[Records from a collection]

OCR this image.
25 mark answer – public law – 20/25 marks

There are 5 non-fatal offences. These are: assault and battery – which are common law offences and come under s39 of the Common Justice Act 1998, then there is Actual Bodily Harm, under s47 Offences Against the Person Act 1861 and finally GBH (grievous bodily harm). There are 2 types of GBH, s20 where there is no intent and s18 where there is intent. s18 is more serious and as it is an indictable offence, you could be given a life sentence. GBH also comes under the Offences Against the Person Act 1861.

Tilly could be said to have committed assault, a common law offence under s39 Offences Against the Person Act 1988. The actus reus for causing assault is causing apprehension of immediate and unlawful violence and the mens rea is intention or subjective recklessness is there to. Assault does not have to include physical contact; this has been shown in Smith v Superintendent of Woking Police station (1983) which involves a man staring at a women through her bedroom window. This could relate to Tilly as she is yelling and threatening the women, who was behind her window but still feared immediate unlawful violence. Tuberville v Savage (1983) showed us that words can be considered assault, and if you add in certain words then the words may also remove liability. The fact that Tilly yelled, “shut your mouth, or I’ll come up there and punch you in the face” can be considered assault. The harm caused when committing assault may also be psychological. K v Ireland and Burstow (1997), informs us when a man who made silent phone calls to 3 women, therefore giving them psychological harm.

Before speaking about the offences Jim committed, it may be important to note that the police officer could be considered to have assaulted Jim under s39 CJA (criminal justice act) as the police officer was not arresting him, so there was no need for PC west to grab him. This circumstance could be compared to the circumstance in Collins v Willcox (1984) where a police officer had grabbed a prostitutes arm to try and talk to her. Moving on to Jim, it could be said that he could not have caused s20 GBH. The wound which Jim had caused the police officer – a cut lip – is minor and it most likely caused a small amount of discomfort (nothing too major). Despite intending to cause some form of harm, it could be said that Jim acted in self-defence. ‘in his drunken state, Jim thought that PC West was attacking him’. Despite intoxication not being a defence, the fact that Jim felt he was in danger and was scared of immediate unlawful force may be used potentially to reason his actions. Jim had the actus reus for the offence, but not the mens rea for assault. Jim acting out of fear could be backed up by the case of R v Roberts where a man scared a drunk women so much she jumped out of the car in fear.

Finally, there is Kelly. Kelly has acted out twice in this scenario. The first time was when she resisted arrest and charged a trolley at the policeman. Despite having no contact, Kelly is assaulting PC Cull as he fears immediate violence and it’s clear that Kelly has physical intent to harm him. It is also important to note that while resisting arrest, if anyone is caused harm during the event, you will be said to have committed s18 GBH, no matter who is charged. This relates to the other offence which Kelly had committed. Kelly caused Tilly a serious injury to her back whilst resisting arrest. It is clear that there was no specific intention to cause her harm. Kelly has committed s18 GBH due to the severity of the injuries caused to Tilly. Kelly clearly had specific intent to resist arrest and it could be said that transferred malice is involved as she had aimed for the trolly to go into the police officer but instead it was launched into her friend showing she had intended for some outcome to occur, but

→ What is needed: Every entry must be retyped in full, exactly as given.

→ Response to this exercise:
OCR this image.
25 mark answer – public law – 20/25 marks

There are 5 non-fatal offences. These are: assault and battery – which are common law offences and come under s39 of the Common Justice Act 1998, then there is Actual Bodily Harm, under s47 Offences Against the Person Act 1861 and finally GBH (grievous bodily harm). There are 2 types of GBH, s20 where there is no intent and s18 where there is intent. s18 is more serious and as it is an indictable offence, you could be given a life sentence. GBH also comes under the Offences Against the Person Act 1861.

Tilly could be said to have committed assault, a common law offence under s39 Offences Against the Person Act 1988. The actus reus for causing assault is causing apprehension of immediate and unlawful violence and the mens rea is intention or subjective recklessness is there to. Assault does not have to include physical contact; this has been shown in Smith v Superintendent of Woking Police station (1983) which involves a man staring at a women through her bedroom window. This could relate to Tilly as she is yelling and threatening the women, who was behind her window but still feared immediate unlawful violence. Tuberville v Savage (1983) showed us that words can be considered assault, and if you add in certain words then the words may also remove liability. The fact that Tilly yelled, “shut your mouth, or I’ll come up there and punch you in the face” can be considered assault. The harm caused when committing assault may also be psychological. K v Ireland and Burstow (1997), informs us when a man who made silent phone calls to 3 women, therefore giving them psychological harm.

Before speaking about the offences Jim committed, it may be important to note that the police officer could be considered to have assaulted Jim under s39 CJA (criminal justice act) as the police officer was not arresting him, so there was no need for PC west to grab him. This circumstance could be compared to the circumstance in Collins v Willcox (1984) where a police officer had grabbed a prostitutes arm to try and talk to her. Moving on to Jim, it could be said that he could not have caused s20 GBH. The wound which Jim had caused the police officer – a cut lip – is minor and it most likely caused a small amount of discomfort (nothing too major). Despite intending to cause some form of harm, it could be said that Jim acted in self-defence. ‘in his drunken state, Jim thought that PC West was attacking him’. Despite intoxication not being a defence, the fact that Jim felt he was in danger and was scared of immediate unlawful force may be used potentially to reason his actions. Jim had the actus reus for the offence, but not the mens rea for assault. Jim acting out of fear could be backed up by the case of R v Roberts where a man scared a drunk women so much she jumped out of the car in fear.

Finally, there is Kelly. Kelly has acted out twice in this scenario. The first time was when she resisted arrest and charged a trolley at the policeman. Despite having no contact, Kelly is assaulting PC Cull as he fears immediate violence and it’s clear that Kelly has physical intent to harm him. It is also important to note that while resisting arrest, if anyone is caused harm during the event, you will be said to have committed s18 GBH, no matter who is charged. This relates to the other offence which Kelly had committed. Kelly caused Tilly a serious injury to her back whilst resisting arrest. It is clear that there was no specific intention to cause her harm. Kelly has committed s18 GBH due to the severity of the injuries caused to Tilly. Kelly clearly had specific intent to resist arrest and it could be said that transferred malice is involved as she had aimed for the trolly to go into the police officer but instead it was launched into her friend showing she had intended for some outcome to occur, but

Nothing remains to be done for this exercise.